** Begin RECORDS SHOWN **
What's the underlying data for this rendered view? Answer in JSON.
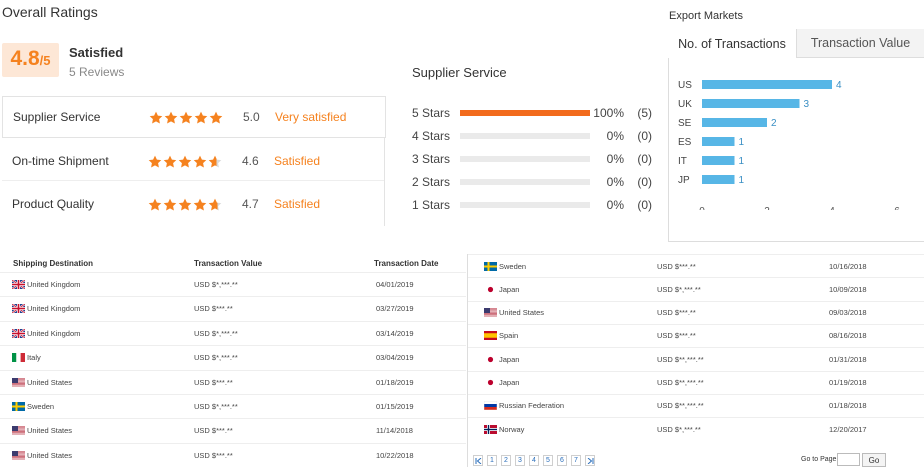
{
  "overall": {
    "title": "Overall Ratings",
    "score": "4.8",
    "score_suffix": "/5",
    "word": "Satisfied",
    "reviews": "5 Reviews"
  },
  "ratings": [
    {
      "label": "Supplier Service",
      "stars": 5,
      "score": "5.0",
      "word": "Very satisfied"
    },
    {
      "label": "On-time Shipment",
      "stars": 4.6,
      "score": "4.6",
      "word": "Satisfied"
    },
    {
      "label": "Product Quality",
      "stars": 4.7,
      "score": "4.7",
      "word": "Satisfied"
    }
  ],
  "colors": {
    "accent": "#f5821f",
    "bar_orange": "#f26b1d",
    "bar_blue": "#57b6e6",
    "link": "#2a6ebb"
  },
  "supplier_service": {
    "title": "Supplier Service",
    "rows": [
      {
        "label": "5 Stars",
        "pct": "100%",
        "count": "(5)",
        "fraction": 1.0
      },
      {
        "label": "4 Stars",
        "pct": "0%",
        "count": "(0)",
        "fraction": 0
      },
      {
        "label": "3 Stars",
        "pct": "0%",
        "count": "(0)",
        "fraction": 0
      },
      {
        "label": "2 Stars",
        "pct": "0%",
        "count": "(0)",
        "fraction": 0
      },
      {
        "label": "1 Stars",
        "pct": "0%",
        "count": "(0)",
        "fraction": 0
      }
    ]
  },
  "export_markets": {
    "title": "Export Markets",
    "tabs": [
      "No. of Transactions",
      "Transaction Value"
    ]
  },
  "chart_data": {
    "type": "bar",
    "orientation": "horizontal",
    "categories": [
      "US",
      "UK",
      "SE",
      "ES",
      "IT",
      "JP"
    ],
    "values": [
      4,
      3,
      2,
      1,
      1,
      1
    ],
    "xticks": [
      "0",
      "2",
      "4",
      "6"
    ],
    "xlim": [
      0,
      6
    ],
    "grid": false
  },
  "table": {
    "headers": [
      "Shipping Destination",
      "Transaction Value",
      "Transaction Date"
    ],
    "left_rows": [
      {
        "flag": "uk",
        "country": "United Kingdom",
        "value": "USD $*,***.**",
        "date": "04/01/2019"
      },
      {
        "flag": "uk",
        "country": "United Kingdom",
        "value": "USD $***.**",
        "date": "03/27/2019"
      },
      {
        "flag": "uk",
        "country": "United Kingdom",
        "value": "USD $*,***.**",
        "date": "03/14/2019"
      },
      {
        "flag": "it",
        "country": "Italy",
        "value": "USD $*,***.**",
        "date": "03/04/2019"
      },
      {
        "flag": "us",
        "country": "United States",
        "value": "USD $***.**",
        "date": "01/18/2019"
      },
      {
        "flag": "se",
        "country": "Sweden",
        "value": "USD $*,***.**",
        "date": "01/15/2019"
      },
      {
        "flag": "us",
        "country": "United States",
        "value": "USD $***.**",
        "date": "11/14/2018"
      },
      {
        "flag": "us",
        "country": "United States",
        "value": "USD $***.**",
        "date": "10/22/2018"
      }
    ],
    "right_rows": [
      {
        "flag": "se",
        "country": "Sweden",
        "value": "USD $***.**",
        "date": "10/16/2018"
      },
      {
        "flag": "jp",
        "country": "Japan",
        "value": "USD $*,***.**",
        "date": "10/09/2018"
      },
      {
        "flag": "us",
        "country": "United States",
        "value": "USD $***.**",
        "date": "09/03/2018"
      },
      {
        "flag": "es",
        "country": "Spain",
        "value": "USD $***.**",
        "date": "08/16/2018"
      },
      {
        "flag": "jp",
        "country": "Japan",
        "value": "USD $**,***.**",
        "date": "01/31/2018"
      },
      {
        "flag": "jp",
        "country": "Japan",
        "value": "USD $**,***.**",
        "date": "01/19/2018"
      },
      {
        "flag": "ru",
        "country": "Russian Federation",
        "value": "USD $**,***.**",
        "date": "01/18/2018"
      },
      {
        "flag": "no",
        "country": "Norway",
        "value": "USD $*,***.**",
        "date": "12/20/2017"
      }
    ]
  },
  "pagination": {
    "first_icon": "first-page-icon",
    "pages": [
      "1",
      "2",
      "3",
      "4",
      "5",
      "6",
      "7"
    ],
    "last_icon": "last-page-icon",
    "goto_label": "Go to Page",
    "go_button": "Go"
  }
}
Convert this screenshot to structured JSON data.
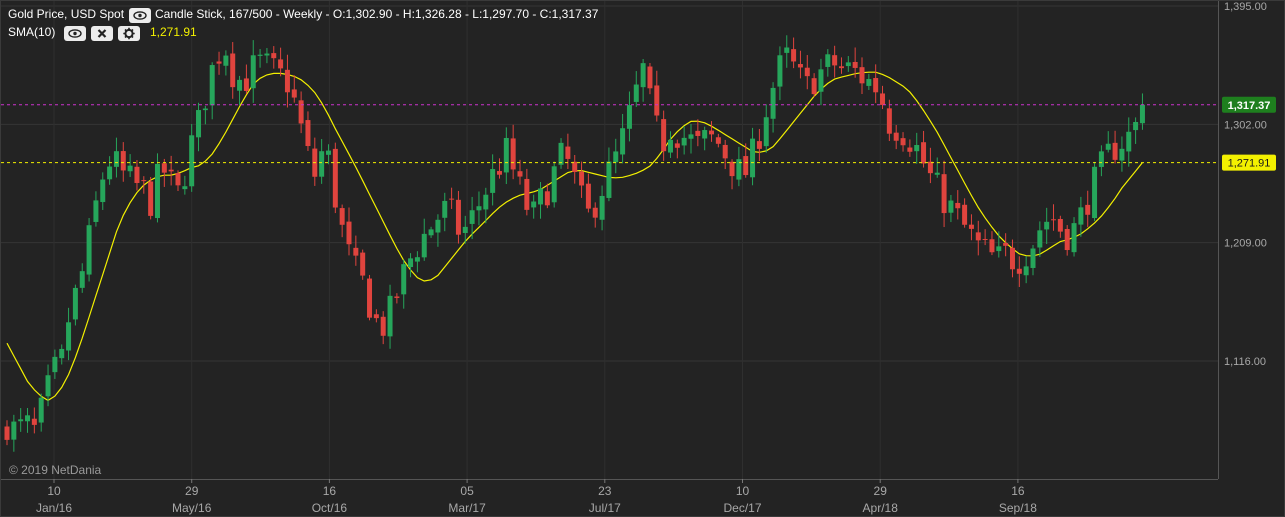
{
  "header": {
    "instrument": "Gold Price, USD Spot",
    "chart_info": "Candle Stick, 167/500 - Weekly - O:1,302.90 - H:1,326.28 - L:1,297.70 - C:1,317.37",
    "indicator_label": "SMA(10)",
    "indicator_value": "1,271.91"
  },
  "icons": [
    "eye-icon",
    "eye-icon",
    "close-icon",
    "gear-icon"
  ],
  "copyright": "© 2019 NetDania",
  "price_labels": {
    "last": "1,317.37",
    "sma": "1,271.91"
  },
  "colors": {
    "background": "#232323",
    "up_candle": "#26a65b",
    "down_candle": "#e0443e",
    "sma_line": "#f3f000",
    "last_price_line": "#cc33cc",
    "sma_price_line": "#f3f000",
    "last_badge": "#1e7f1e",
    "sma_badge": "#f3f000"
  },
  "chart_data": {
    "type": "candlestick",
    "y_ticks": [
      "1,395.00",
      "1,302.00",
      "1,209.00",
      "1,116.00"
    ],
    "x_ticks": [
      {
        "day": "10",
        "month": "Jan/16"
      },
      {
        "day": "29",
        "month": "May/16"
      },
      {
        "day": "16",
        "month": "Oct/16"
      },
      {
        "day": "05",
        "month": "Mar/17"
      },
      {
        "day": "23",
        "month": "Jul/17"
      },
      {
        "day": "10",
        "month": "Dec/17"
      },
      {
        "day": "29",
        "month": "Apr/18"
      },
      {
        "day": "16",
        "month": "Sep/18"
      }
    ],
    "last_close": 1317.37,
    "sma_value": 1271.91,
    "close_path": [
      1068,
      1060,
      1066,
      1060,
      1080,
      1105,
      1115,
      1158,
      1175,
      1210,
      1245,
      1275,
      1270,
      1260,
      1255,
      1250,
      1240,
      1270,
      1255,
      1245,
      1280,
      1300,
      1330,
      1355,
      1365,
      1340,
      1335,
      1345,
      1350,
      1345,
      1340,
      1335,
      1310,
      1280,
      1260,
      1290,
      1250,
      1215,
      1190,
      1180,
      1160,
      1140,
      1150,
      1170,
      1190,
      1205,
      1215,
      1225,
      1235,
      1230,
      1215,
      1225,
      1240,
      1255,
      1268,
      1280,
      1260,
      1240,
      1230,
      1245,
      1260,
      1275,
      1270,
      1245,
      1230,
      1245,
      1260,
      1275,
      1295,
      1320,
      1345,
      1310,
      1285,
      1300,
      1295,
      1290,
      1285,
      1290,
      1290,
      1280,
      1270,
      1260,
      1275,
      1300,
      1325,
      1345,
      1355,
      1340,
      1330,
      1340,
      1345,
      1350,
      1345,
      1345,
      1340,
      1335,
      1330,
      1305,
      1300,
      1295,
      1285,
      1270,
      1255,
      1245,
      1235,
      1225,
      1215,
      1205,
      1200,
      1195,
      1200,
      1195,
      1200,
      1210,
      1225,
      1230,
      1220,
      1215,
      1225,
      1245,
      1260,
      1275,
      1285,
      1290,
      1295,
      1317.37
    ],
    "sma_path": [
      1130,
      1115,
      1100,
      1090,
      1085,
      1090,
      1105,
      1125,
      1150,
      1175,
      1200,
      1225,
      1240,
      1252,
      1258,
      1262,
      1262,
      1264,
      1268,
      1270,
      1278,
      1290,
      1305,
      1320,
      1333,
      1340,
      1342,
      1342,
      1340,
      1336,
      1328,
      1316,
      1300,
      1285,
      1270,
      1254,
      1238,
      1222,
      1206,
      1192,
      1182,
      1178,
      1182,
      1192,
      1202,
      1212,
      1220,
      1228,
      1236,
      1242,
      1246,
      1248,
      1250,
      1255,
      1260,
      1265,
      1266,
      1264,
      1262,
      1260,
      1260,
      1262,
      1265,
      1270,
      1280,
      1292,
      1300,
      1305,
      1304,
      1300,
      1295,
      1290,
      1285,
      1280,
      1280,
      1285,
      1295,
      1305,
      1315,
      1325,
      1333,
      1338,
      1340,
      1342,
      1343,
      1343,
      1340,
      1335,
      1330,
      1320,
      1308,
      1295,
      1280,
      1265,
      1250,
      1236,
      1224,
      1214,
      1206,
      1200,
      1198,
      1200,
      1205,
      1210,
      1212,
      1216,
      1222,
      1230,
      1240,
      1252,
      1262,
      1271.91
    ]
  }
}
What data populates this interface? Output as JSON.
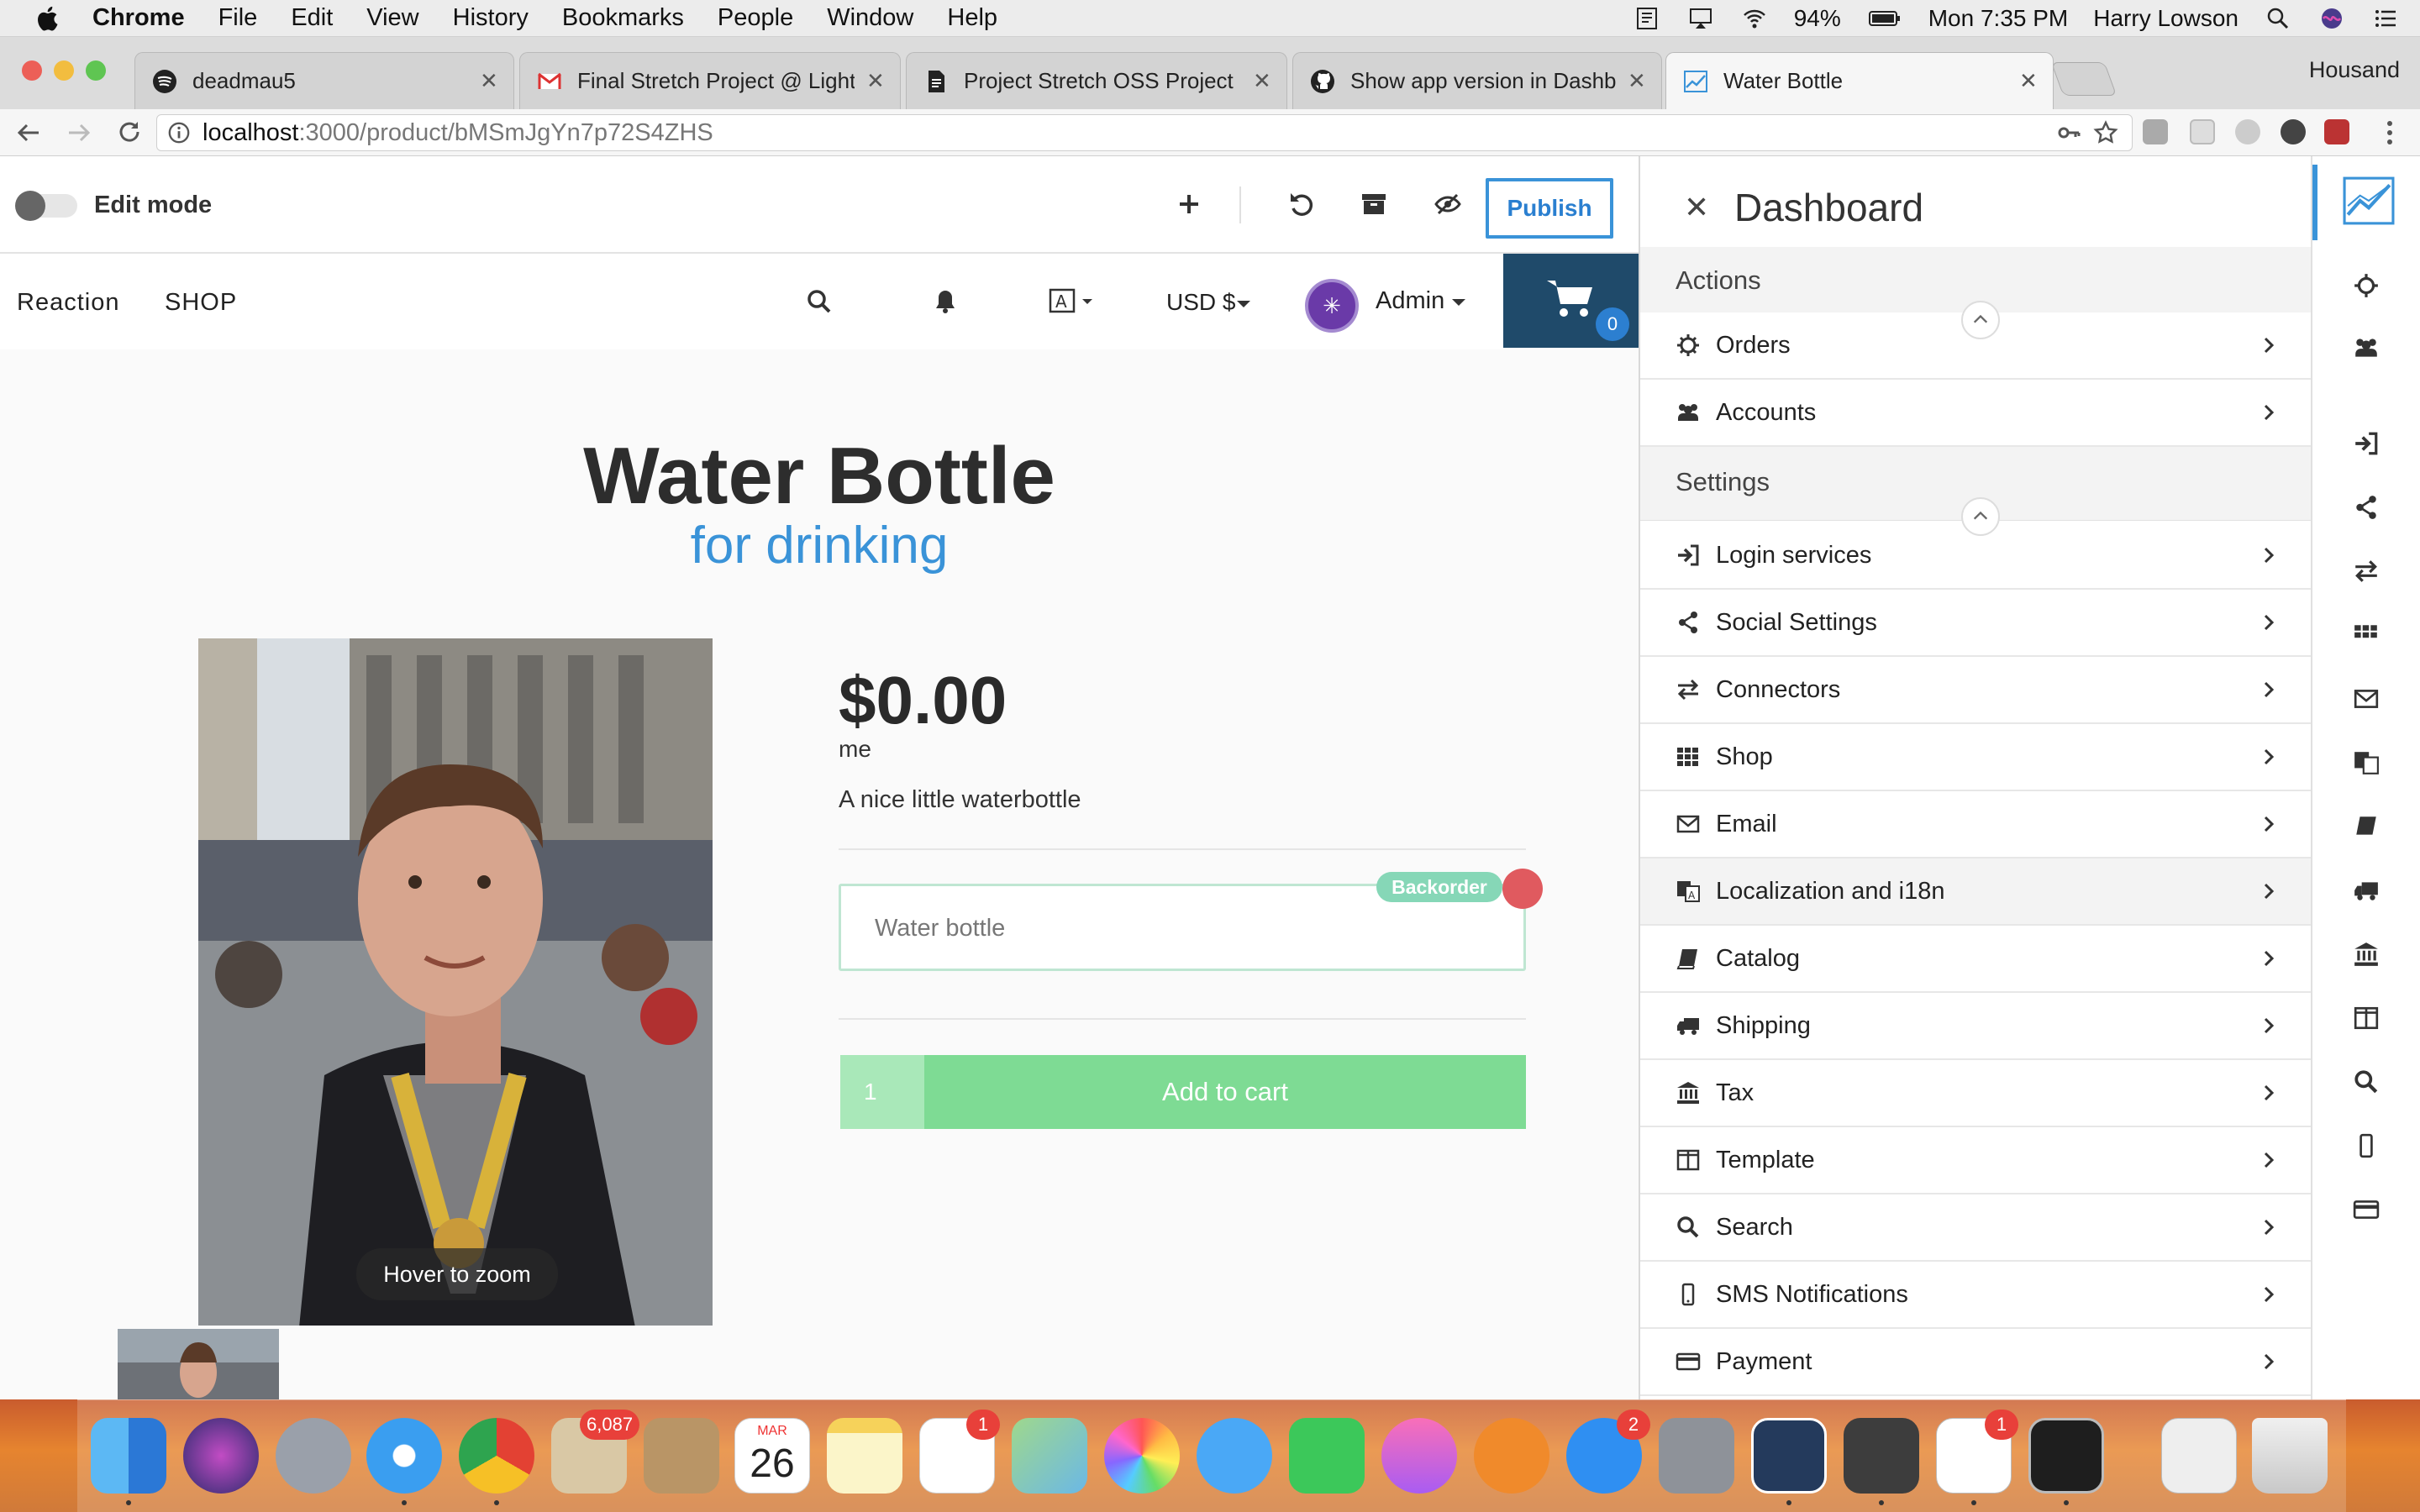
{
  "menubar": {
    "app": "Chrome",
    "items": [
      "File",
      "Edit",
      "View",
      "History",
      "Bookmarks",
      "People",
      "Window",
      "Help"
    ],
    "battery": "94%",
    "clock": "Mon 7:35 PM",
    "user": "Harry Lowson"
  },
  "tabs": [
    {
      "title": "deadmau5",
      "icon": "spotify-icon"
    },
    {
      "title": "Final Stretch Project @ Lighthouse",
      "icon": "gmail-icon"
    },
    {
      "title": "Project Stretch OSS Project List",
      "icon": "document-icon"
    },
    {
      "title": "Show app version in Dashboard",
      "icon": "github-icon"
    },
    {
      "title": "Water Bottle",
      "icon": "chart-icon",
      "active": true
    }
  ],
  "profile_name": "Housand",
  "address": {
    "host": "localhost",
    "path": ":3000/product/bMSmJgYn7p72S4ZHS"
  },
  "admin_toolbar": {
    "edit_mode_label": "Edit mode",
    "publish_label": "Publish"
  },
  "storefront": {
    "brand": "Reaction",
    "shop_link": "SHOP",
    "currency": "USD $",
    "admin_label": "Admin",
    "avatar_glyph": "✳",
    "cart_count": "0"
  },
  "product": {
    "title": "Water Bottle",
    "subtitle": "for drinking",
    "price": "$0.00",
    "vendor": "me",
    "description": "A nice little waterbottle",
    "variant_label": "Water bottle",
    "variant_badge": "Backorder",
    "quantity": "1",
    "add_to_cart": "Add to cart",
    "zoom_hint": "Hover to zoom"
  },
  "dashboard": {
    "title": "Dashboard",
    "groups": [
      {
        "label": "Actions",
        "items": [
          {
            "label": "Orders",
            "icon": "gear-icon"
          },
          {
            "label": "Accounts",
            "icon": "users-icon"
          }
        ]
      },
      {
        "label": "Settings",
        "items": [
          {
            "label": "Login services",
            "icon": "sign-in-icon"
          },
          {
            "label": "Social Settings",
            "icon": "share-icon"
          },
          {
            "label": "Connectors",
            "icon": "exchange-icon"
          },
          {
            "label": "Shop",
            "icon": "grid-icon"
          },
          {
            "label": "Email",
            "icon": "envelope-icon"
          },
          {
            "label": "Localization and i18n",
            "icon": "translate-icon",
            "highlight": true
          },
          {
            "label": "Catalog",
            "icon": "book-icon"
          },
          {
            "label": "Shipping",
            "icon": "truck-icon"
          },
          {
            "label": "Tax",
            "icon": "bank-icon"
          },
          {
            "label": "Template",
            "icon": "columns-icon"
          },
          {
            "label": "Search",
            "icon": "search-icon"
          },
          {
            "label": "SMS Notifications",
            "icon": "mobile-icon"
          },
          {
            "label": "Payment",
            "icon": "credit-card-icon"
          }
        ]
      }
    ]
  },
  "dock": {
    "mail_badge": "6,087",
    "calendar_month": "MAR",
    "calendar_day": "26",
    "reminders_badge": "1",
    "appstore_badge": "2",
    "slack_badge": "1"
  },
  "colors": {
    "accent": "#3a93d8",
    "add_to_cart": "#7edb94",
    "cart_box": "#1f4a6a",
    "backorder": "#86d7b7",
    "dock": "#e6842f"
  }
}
** End RECORDS SHOWN **
TASK TO CARRY OUT :: Among the entries above, how many lines hold the string "Settings"? Give the number by itself.

REPLY TO THE TASK :: 2